Problem to solve → The data below should be printed in full, exactly, and without any of its images.

Material for this task →
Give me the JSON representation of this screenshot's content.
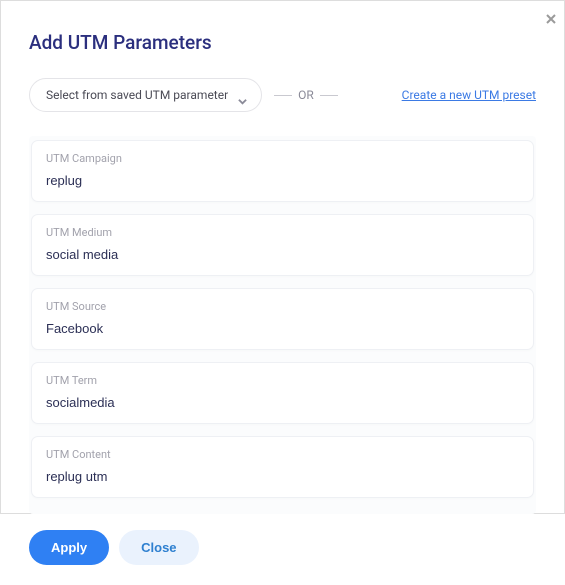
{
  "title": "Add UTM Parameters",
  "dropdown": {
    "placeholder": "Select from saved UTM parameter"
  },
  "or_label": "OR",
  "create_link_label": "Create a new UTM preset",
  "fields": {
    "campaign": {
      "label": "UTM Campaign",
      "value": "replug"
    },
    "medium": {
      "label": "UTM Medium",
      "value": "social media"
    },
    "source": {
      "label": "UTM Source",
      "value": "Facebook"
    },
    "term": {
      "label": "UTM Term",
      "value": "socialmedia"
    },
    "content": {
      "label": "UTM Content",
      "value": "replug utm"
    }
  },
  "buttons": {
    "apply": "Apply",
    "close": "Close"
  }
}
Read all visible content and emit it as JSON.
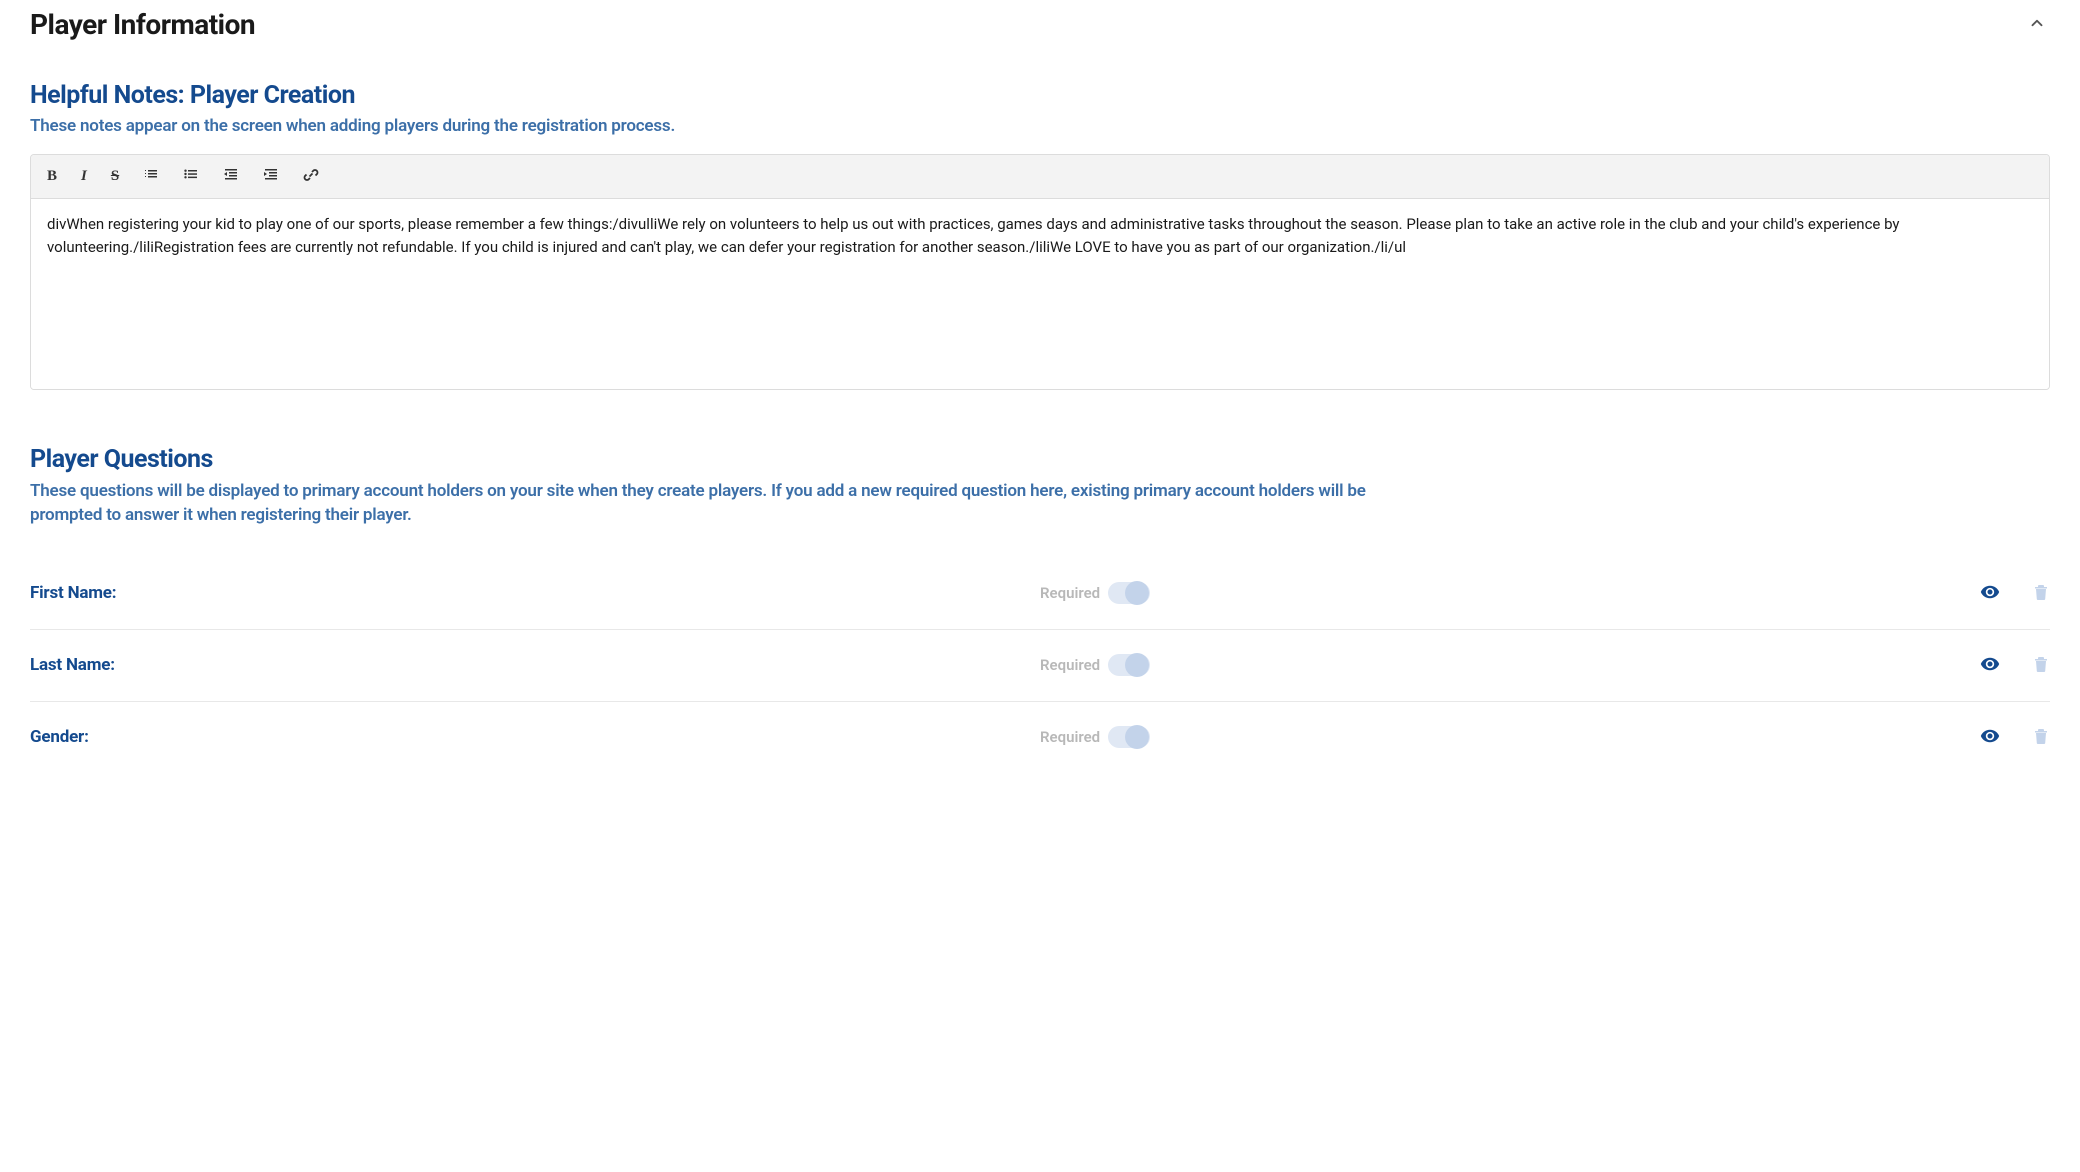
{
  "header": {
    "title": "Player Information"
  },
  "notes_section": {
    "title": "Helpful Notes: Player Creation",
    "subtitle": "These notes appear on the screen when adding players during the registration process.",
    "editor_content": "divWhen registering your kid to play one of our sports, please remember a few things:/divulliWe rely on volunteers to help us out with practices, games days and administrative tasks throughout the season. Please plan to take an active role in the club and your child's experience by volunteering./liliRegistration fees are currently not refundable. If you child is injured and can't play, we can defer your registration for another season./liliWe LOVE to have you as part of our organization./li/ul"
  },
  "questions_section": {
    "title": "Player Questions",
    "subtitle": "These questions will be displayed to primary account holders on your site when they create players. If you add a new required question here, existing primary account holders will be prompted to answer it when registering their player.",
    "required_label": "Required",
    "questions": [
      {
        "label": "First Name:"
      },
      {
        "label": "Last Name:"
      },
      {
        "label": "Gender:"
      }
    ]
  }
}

Full output →
Give me the JSON representation of this screenshot's content.
{
  "title": "Add UTM Parameters",
  "dropdown": {
    "placeholder": "Select from saved UTM parameter"
  },
  "or_label": "OR",
  "create_link_label": "Create a new UTM preset",
  "fields": {
    "campaign": {
      "label": "UTM Campaign",
      "value": "replug"
    },
    "medium": {
      "label": "UTM Medium",
      "value": "social media"
    },
    "source": {
      "label": "UTM Source",
      "value": "Facebook"
    },
    "term": {
      "label": "UTM Term",
      "value": "socialmedia"
    },
    "content": {
      "label": "UTM Content",
      "value": "replug utm"
    }
  },
  "buttons": {
    "apply": "Apply",
    "close": "Close"
  }
}
Read all visible content and emit it as JSON.
{
  "header": {
    "title": "Player Information"
  },
  "notes_section": {
    "title": "Helpful Notes: Player Creation",
    "subtitle": "These notes appear on the screen when adding players during the registration process.",
    "editor_content": "divWhen registering your kid to play one of our sports, please remember a few things:/divulliWe rely on volunteers to help us out with practices, games days and administrative tasks throughout the season. Please plan to take an active role in the club and your child's experience by volunteering./liliRegistration fees are currently not refundable. If you child is injured and can't play, we can defer your registration for another season./liliWe LOVE to have you as part of our organization./li/ul"
  },
  "questions_section": {
    "title": "Player Questions",
    "subtitle": "These questions will be displayed to primary account holders on your site when they create players. If you add a new required question here, existing primary account holders will be prompted to answer it when registering their player.",
    "required_label": "Required",
    "questions": [
      {
        "label": "First Name:"
      },
      {
        "label": "Last Name:"
      },
      {
        "label": "Gender:"
      }
    ]
  }
}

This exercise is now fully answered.